In the records below, which lines include "series"? Copy them.

» **Saved data entries**
:::::
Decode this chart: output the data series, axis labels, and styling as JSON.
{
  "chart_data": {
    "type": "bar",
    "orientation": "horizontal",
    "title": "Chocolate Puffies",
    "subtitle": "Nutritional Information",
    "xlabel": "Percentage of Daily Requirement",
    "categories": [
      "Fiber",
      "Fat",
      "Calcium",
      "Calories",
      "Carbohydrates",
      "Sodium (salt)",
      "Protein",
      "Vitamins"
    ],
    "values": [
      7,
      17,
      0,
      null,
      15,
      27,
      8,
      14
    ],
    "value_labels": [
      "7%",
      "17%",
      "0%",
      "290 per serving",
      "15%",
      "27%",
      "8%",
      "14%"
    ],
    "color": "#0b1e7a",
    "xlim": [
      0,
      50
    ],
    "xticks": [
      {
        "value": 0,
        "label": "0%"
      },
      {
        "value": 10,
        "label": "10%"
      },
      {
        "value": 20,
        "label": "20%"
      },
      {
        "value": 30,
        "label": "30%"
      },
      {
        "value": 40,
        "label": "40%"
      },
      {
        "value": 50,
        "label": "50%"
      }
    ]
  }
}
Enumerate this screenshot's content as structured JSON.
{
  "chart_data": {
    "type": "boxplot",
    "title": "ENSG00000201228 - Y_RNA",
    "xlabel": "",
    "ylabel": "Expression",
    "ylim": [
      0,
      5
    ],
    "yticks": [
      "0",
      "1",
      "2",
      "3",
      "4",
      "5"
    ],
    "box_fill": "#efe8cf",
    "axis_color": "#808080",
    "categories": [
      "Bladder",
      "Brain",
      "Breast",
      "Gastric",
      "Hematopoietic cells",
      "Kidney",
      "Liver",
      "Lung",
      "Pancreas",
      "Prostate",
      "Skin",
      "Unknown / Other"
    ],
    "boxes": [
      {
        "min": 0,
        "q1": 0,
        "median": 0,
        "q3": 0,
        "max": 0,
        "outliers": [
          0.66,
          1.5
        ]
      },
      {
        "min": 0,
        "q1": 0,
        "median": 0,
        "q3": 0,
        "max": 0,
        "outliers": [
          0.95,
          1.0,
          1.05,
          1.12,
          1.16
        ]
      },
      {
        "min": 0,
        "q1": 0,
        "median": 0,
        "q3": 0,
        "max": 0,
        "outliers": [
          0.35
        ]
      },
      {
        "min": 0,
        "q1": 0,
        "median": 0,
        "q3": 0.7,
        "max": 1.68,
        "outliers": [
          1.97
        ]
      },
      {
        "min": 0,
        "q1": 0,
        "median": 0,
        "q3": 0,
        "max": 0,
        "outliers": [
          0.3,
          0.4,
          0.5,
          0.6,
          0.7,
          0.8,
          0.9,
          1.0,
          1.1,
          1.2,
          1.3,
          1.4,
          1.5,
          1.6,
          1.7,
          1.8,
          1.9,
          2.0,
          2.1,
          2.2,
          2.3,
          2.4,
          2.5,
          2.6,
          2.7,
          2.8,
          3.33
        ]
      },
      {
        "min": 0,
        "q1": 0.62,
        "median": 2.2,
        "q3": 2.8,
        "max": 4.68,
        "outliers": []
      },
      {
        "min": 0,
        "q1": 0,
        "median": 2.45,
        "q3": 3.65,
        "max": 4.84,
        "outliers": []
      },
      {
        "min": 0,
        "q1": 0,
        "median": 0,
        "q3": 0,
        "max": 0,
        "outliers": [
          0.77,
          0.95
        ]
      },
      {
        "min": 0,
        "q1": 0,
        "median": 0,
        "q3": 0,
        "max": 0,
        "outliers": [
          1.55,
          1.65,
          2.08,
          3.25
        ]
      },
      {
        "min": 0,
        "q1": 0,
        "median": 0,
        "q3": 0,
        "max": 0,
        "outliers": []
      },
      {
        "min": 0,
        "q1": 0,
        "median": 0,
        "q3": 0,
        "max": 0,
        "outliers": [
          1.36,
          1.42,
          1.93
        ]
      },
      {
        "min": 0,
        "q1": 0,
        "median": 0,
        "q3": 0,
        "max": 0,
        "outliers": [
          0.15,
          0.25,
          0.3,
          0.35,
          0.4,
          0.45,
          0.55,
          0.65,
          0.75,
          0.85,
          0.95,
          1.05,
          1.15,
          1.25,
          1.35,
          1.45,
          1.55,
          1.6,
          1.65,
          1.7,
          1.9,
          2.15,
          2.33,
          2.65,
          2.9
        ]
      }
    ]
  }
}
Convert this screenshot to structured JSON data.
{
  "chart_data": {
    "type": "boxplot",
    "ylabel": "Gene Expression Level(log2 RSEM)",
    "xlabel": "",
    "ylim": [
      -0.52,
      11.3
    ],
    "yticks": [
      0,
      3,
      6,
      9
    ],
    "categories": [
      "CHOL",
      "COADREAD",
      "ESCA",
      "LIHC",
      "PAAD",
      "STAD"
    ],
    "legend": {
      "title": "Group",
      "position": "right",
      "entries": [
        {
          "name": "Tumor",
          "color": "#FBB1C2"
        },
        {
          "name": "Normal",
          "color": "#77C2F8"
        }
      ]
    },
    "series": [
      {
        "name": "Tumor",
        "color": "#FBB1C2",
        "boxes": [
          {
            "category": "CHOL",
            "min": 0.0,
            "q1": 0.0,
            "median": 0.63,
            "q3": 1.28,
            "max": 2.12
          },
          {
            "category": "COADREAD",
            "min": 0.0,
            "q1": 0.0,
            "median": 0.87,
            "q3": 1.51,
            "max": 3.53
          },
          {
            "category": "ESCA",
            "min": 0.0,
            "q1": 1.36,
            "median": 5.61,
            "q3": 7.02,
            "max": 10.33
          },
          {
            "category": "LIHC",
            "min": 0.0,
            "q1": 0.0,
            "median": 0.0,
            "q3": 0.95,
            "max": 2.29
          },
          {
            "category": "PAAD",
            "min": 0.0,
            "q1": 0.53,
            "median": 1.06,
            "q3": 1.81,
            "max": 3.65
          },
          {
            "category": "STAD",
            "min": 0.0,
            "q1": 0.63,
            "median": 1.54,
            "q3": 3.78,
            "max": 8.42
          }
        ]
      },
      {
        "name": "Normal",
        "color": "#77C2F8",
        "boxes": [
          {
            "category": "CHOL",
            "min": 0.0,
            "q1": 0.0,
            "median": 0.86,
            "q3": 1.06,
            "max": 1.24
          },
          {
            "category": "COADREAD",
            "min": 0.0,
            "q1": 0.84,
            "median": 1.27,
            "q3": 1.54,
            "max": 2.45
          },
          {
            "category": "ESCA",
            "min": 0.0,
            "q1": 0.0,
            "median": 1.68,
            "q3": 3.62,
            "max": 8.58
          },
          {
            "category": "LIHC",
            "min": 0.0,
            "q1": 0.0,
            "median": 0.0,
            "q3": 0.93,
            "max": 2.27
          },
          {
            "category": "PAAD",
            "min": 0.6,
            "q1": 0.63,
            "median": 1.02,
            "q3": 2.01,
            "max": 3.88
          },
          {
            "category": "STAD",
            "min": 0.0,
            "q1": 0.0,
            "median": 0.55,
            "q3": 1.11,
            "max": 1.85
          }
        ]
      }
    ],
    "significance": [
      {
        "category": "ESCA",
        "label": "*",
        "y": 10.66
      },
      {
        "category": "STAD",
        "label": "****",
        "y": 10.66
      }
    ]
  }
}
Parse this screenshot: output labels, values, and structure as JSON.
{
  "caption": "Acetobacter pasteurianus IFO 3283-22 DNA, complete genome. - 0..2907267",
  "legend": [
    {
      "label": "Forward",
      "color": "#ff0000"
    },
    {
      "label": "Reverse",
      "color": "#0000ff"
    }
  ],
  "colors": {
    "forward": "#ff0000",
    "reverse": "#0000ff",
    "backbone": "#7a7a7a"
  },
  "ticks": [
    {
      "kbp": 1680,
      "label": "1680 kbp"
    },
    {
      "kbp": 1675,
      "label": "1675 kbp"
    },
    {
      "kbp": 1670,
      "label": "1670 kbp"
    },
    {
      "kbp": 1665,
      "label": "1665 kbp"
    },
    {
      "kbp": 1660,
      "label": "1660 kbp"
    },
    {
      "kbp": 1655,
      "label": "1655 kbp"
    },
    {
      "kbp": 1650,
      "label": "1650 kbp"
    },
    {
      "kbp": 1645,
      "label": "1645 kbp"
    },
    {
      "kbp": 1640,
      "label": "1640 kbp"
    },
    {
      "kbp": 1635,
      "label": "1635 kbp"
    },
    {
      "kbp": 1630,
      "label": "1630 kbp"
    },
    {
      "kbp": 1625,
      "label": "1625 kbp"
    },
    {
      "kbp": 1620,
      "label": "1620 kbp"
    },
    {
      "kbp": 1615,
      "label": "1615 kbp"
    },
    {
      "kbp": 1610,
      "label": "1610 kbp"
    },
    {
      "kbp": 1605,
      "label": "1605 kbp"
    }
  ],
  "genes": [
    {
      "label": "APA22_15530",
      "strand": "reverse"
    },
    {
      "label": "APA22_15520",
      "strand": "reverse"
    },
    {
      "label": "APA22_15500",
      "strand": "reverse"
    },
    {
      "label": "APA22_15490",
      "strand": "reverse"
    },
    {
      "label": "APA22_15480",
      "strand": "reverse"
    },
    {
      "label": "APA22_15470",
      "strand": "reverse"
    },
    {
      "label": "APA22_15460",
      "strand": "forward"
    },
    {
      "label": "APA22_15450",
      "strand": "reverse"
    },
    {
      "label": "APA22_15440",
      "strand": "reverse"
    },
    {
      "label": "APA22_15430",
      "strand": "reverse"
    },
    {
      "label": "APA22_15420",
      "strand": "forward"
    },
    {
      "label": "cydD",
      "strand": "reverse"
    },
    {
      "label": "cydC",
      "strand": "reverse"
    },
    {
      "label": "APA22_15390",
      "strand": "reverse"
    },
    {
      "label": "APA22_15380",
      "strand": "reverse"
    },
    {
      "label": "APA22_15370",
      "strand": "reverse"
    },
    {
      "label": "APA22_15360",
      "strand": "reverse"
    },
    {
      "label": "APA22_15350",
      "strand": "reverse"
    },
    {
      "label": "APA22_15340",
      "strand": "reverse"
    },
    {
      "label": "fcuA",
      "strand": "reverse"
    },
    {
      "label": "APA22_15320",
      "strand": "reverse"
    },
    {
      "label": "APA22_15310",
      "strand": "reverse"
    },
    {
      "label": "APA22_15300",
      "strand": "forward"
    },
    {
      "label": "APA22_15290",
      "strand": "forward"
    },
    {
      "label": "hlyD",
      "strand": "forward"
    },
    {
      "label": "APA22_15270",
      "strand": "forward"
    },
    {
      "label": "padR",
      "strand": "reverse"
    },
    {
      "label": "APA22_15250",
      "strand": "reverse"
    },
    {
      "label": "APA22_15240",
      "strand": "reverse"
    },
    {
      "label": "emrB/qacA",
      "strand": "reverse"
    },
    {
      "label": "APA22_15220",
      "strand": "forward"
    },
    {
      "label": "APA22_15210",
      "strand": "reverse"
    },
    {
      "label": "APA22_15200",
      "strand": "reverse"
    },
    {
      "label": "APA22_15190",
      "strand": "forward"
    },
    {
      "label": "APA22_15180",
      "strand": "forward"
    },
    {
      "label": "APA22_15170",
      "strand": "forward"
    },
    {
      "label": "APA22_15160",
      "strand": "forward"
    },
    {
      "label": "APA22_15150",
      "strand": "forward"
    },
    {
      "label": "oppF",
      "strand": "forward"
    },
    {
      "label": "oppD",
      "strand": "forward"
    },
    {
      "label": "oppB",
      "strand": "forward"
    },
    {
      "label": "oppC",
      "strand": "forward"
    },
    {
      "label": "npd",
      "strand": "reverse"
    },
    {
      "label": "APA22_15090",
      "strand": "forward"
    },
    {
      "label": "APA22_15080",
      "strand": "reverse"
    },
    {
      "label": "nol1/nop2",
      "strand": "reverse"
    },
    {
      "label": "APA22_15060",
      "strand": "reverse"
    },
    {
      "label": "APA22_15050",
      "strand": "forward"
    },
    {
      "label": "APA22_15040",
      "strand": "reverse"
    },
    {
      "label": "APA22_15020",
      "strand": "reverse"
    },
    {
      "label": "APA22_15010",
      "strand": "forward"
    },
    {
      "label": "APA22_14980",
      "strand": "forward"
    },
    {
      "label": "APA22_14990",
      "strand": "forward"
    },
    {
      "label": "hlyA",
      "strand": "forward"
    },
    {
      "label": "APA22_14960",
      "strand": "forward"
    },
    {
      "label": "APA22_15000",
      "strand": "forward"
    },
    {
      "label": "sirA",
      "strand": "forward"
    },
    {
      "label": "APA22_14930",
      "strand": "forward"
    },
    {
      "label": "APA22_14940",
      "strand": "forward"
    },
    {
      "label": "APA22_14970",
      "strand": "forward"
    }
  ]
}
:::::
» **Response area**
Decode this chart: output the data series, axis labels, and styling as JSON.
    "series": [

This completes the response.